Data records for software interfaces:
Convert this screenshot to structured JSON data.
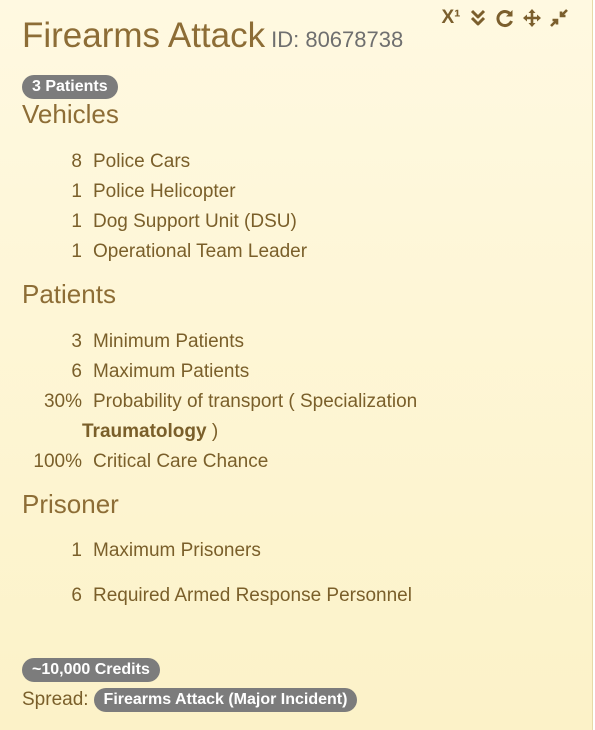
{
  "header": {
    "title": "Firearms Attack",
    "id_text": "ID: 80678738"
  },
  "toolbar": {
    "superscript_label": "X¹",
    "icons": [
      "superscript-icon",
      "chevron-double-down-icon",
      "refresh-icon",
      "move-icon",
      "minimize-icon"
    ]
  },
  "patients_badge": "3 Patients",
  "vehicles": {
    "title": "Vehicles",
    "items": [
      {
        "count": "8",
        "label": "Police Cars"
      },
      {
        "count": "1",
        "label": "Police Helicopter"
      },
      {
        "count": "1",
        "label": "Dog Support Unit (DSU)"
      },
      {
        "count": "1",
        "label": "Operational Team Leader"
      }
    ]
  },
  "patients": {
    "title": "Patients",
    "min": {
      "count": "3",
      "label": "Minimum Patients"
    },
    "max": {
      "count": "6",
      "label": "Maximum Patients"
    },
    "transport": {
      "count": "30%",
      "label": "Probability of transport ( Specialization",
      "specialization": "Traumatology",
      "close": ")"
    },
    "critical": {
      "count": "100%",
      "label": "Critical Care Chance"
    }
  },
  "prisoner": {
    "title": "Prisoner",
    "items": [
      {
        "count": "1",
        "label": "Maximum Prisoners"
      },
      {
        "count": "6",
        "label": "Required Armed Response Personnel"
      }
    ]
  },
  "footer": {
    "credits": "~10,000 Credits",
    "spread_label": "Spread:",
    "spread_value": "Firearms Attack (Major Incident)"
  },
  "colors": {
    "background_top": "#fff9e1",
    "background_bottom": "#fcf2c8",
    "heading": "#8d6d36",
    "text": "#7a5f2a",
    "badge": "#7c7c7c"
  }
}
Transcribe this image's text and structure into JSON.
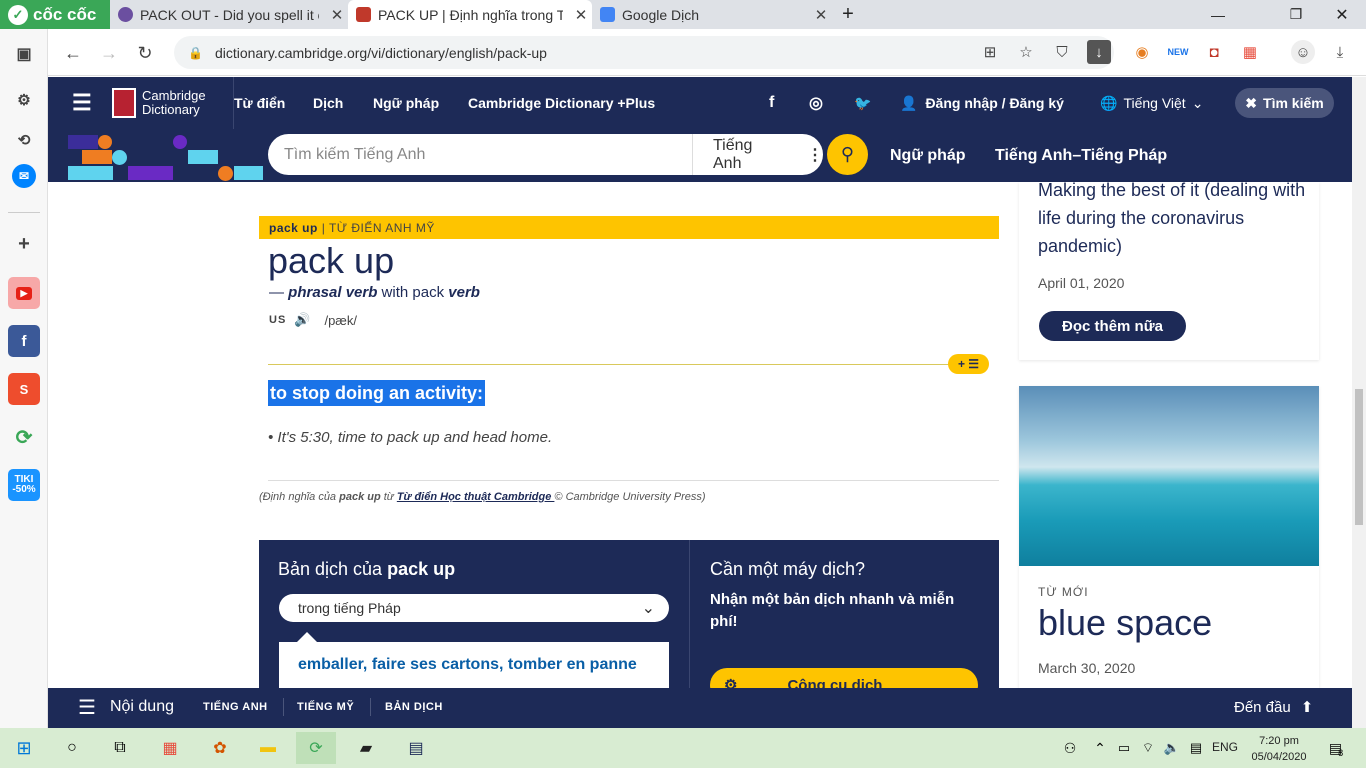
{
  "browser": {
    "brand": "cốc cốc",
    "tabs": [
      {
        "title": "PACK OUT - Did you spell it c"
      },
      {
        "title": "PACK UP | Định nghĩa trong T"
      },
      {
        "title": "Google Dịch"
      }
    ],
    "new_tab": "+",
    "url": "dictionary.cambridge.org/vi/dictionary/english/pack-up"
  },
  "site": {
    "logo_line1": "Cambridge",
    "logo_line2": "Dictionary",
    "nav": [
      "Từ điển",
      "Dịch",
      "Ngữ pháp",
      "Cambridge Dictionary +Plus"
    ],
    "login": "Đăng nhập / Đăng ký",
    "language": "Tiếng Việt",
    "search_toggle": "Tìm kiếm",
    "search_placeholder": "Tìm kiếm Tiếng Anh",
    "search_lang": "Tiếng Anh",
    "nav2": [
      "Ngữ pháp",
      "Tiếng Anh–Tiếng Pháp"
    ]
  },
  "entry": {
    "header_word": "pack up",
    "header_dict": "| TỪ ĐIỂN ANH MỸ",
    "headword": "pack up",
    "pos_prefix": "— ",
    "pos": "phrasal verb",
    "pos_with": " with pack ",
    "pos_verb": "verb",
    "region": "US",
    "ipa": "/pæk/",
    "definition": "to stop doing an activity:",
    "example": "• It's 5:30, time to pack up and head home.",
    "cite_pre": "(Định nghĩa của ",
    "cite_word": "pack up",
    "cite_mid": " từ ",
    "cite_link": "Từ điển Học thuật Cambridge ",
    "cite_post": "© Cambridge University Press)"
  },
  "translation": {
    "title_pre": "Bản dịch của ",
    "title_word": "pack up",
    "select": "trong tiếng Pháp",
    "result": "emballer, faire ses cartons, tomber en panne",
    "promo_title": "Cần một máy dịch?",
    "promo_text": "Nhận một bản dịch nhanh và miễn phí!",
    "promo_btn": "Công cụ dịch"
  },
  "sidebar": {
    "blog_title": "Making the best of it (dealing with life during the coronavirus pandemic)",
    "blog_date": "April 01, 2020",
    "read_more": "Đọc thêm nữa",
    "new_label": "TỪ MỚI",
    "new_word": "blue space",
    "new_date": "March 30, 2020"
  },
  "bottom": {
    "menu": "Nội dung",
    "links": [
      "TIẾNG ANH",
      "TIẾNG MỸ",
      "BẢN DỊCH"
    ],
    "top": "Đến đầu"
  },
  "taskbar": {
    "lang": "ENG",
    "time": "7:20 pm",
    "date": "05/04/2020",
    "notif": "8"
  },
  "colors": {
    "navy": "#1d2a57",
    "yellow": "#fec400",
    "highlight": "#1a73e8"
  }
}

Work order -
If a line in the records contains the word "Firearms", copy it.

Solution for this exercise -
    "title": "Firearms Attack",
    "spread_value": "Firearms Attack (Major Incident)"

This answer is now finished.